## GOAL OF THE EXERCISE
Leave out the pictures and return every entry exactly as it appears.

## MATERIAL FOR THIS TASK
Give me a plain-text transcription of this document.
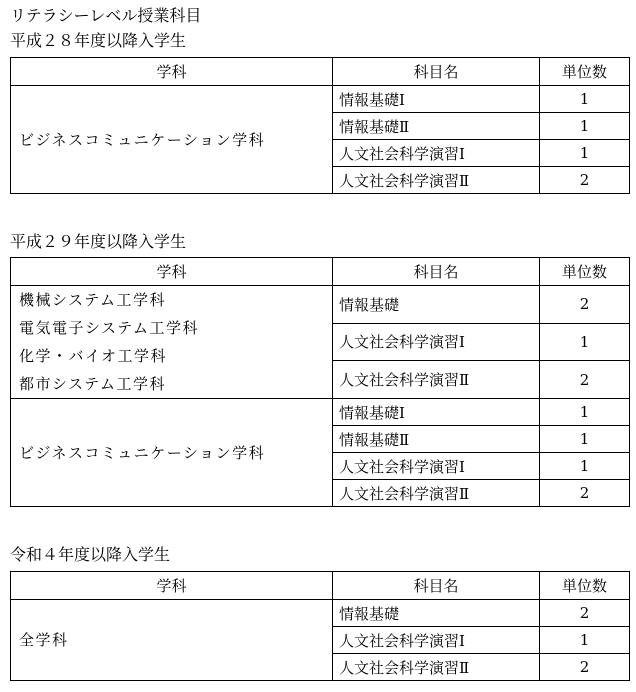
リテラシーレベル授業科目
平成２８年度以降入学生
学科	科目名	単位数

ビジネスコミュニケーション学科	情報基礎Ⅰ	1
	情報基礎Ⅱ	1
	人文社会科学演習Ⅰ	1
	人文社会科学演習Ⅱ	2
平成２９年度以降入学生
学科	科目名	単位数

機械システム工学科
電気電子システム工学科
化学・バイオ工学科
都市システム工学科	情報基礎	2
	人文社会科学演習Ⅰ	1
	人文社会科学演習Ⅱ	2

ビジネスコミュニケーション学科	情報基礎Ⅰ	1
	情報基礎Ⅱ	1
	人文社会科学演習Ⅰ	1
	人文社会科学演習Ⅱ	2
令和４年度以降入学生
学科	科目名	単位数

全学科	情報基礎	2
	人文社会科学演習Ⅰ	1
	人文社会科学演習Ⅱ	2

## REPLY
Give me a plain-text transcription of this document.
リテラシーレベル授業科目
平成２８年度以降入学生
学科	科目名	単位数

ビジネスコミュニケーション学科	情報基礎Ⅰ	1
	情報基礎Ⅱ	1
	人文社会科学演習Ⅰ	1
	人文社会科学演習Ⅱ	2
平成２９年度以降入学生
学科	科目名	単位数

機械システム工学科
電気電子システム工学科
化学・バイオ工学科
都市システム工学科	情報基礎	2
	人文社会科学演習Ⅰ	1
	人文社会科学演習Ⅱ	2

ビジネスコミュニケーション学科	情報基礎Ⅰ	1
	情報基礎Ⅱ	1
	人文社会科学演習Ⅰ	1
	人文社会科学演習Ⅱ	2
令和４年度以降入学生
学科	科目名	単位数

全学科	情報基礎	2
	人文社会科学演習Ⅰ	1
	人文社会科学演習Ⅱ	2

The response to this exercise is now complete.